→ Data:
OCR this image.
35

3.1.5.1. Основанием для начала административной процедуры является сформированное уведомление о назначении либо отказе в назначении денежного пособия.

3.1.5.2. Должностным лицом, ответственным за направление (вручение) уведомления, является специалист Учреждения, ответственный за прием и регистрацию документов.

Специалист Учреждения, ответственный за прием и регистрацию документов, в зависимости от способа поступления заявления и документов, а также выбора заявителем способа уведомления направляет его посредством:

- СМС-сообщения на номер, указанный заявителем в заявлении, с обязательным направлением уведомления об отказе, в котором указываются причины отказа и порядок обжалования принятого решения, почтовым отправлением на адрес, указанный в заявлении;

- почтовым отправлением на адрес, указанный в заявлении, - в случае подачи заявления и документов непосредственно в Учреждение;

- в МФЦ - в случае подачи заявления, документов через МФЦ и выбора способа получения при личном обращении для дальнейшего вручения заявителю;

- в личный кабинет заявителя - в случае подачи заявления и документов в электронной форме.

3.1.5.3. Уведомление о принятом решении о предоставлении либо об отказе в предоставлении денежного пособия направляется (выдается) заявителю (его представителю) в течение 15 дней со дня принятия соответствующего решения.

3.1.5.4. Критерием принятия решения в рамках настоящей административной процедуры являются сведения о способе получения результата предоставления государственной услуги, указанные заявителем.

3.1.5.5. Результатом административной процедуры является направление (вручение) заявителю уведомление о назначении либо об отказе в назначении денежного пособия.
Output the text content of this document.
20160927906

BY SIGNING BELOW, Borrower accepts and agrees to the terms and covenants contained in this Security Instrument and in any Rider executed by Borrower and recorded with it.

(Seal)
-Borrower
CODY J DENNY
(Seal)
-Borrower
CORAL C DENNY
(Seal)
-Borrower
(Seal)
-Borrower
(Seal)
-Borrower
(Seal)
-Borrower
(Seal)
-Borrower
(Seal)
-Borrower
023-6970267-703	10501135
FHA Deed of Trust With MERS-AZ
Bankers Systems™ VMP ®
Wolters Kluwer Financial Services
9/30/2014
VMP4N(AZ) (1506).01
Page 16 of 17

→ Your goal: Please quote nothing but the lines from the line with "Output the text content of this document." through the end of the data above, exactly as written, ends included.

→ Solution below:
Output the text content of this document.
20160927906

BY SIGNING BELOW, Borrower accepts and agrees to the terms and covenants contained in this Security Instrument and in any Rider executed by Borrower and recorded with it.

(Seal)
-Borrower
CODY J DENNY
(Seal)
-Borrower
CORAL C DENNY
(Seal)
-Borrower
(Seal)
-Borrower
(Seal)
-Borrower
(Seal)
-Borrower
(Seal)
-Borrower
(Seal)
-Borrower
023-6970267-703	10501135
FHA Deed of Trust With MERS-AZ
Bankers Systems™ VMP ®
Wolters Kluwer Financial Services
9/30/2014
VMP4N(AZ) (1506).01
Page 16 of 17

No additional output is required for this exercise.